[BEGIN]
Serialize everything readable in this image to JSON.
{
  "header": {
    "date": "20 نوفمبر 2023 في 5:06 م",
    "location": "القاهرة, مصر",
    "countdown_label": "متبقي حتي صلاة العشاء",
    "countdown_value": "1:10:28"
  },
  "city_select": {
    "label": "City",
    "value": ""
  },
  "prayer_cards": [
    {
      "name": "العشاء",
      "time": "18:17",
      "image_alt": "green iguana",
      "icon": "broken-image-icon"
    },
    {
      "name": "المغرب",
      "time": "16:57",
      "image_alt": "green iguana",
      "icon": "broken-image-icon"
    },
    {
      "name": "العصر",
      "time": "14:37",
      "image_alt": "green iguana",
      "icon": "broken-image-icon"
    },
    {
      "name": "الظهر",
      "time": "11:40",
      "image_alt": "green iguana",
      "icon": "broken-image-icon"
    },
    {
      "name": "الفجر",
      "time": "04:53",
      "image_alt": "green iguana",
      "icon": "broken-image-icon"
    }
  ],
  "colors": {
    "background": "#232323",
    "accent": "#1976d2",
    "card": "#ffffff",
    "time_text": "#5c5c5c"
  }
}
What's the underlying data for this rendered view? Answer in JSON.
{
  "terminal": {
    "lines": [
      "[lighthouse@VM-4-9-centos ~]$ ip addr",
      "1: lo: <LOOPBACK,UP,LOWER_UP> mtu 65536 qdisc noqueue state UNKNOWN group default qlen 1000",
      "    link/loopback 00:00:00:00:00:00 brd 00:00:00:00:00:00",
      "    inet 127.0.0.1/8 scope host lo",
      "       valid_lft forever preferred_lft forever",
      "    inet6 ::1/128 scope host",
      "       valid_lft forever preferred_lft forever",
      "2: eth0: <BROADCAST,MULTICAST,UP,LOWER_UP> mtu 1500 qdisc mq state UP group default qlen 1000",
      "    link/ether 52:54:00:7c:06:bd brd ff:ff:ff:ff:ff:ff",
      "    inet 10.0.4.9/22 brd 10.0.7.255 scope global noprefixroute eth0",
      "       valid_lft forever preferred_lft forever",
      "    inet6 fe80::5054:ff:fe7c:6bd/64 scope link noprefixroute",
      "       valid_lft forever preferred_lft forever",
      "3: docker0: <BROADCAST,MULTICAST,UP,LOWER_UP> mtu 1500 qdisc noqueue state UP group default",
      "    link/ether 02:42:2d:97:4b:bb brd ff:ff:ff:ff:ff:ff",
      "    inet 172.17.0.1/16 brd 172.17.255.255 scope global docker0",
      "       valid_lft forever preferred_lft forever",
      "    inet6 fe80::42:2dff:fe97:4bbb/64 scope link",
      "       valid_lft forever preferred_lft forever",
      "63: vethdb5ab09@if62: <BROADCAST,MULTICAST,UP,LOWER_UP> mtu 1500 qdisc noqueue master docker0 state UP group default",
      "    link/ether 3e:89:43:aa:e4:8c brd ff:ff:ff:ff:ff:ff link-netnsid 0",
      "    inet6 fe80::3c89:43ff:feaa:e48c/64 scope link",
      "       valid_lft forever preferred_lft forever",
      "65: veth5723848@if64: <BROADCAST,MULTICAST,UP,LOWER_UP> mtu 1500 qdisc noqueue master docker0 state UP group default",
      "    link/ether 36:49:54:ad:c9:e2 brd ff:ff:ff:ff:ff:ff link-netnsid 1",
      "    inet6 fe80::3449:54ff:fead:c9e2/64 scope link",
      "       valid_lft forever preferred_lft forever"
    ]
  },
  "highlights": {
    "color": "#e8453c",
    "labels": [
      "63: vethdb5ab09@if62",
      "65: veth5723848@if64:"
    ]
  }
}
[END]
● **Given task**
Every line that holds the string "host" should be returned.

● **Written response**
      "    inet 127.0.0.1/8 scope host lo",
      "    inet6 ::1/128 scope host",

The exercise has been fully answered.